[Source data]
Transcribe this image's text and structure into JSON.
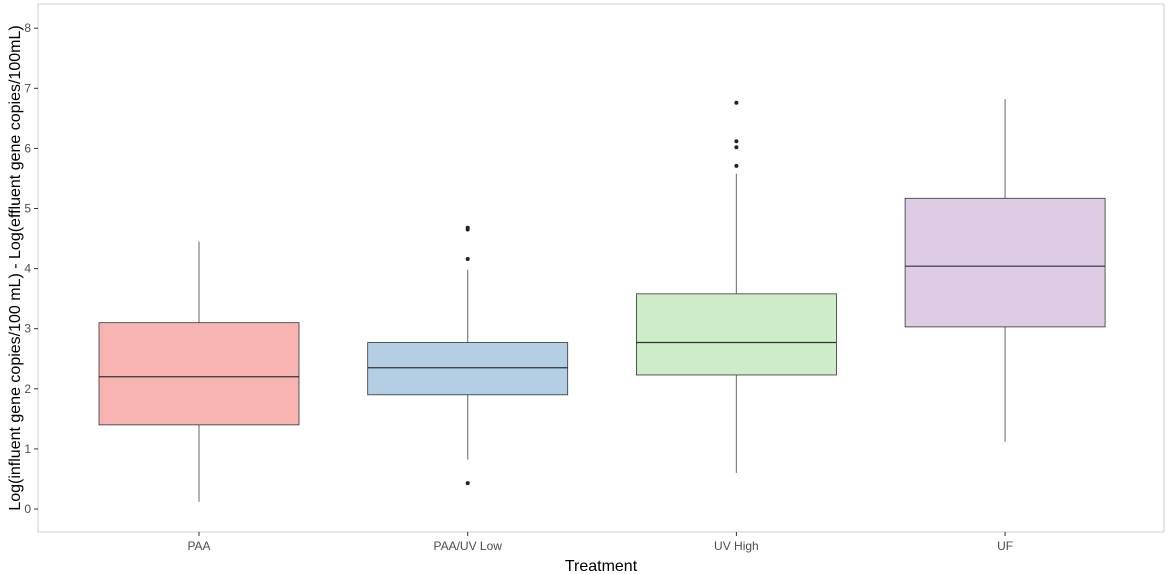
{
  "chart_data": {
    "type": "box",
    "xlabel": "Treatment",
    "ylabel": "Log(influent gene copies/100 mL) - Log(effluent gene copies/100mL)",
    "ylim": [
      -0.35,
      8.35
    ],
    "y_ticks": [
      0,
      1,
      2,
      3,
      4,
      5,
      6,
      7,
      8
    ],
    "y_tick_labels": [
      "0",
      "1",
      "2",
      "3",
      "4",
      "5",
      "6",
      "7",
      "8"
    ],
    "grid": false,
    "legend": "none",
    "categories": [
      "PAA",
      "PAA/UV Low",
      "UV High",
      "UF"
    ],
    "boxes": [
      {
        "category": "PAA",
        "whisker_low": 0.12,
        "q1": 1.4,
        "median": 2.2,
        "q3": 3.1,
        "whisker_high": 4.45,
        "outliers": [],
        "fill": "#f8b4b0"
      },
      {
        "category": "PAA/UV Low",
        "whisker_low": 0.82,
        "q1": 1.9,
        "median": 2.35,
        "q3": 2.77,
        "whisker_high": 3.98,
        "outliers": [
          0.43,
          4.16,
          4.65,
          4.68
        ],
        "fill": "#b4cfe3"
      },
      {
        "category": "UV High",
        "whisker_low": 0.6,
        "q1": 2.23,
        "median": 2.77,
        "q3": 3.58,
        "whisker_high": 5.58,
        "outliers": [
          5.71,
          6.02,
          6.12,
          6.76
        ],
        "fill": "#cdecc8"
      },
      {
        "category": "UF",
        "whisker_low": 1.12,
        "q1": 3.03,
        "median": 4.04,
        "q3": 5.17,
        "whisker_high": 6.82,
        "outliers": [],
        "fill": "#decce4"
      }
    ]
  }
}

What is needed >>
Give every record again without changing a word. Exclude the pictures.

Answer >>
Transcribe this image's text and structure into JSON.
{
  "chart_data": {
    "type": "box",
    "xlabel": "Treatment",
    "ylabel": "Log(influent gene copies/100 mL) - Log(effluent gene copies/100mL)",
    "ylim": [
      -0.35,
      8.35
    ],
    "y_ticks": [
      0,
      1,
      2,
      3,
      4,
      5,
      6,
      7,
      8
    ],
    "y_tick_labels": [
      "0",
      "1",
      "2",
      "3",
      "4",
      "5",
      "6",
      "7",
      "8"
    ],
    "grid": false,
    "legend": "none",
    "categories": [
      "PAA",
      "PAA/UV Low",
      "UV High",
      "UF"
    ],
    "boxes": [
      {
        "category": "PAA",
        "whisker_low": 0.12,
        "q1": 1.4,
        "median": 2.2,
        "q3": 3.1,
        "whisker_high": 4.45,
        "outliers": [],
        "fill": "#f8b4b0"
      },
      {
        "category": "PAA/UV Low",
        "whisker_low": 0.82,
        "q1": 1.9,
        "median": 2.35,
        "q3": 2.77,
        "whisker_high": 3.98,
        "outliers": [
          0.43,
          4.16,
          4.65,
          4.68
        ],
        "fill": "#b4cfe3"
      },
      {
        "category": "UV High",
        "whisker_low": 0.6,
        "q1": 2.23,
        "median": 2.77,
        "q3": 3.58,
        "whisker_high": 5.58,
        "outliers": [
          5.71,
          6.02,
          6.12,
          6.76
        ],
        "fill": "#cdecc8"
      },
      {
        "category": "UF",
        "whisker_low": 1.12,
        "q1": 3.03,
        "median": 4.04,
        "q3": 5.17,
        "whisker_high": 6.82,
        "outliers": [],
        "fill": "#decce4"
      }
    ]
  }
}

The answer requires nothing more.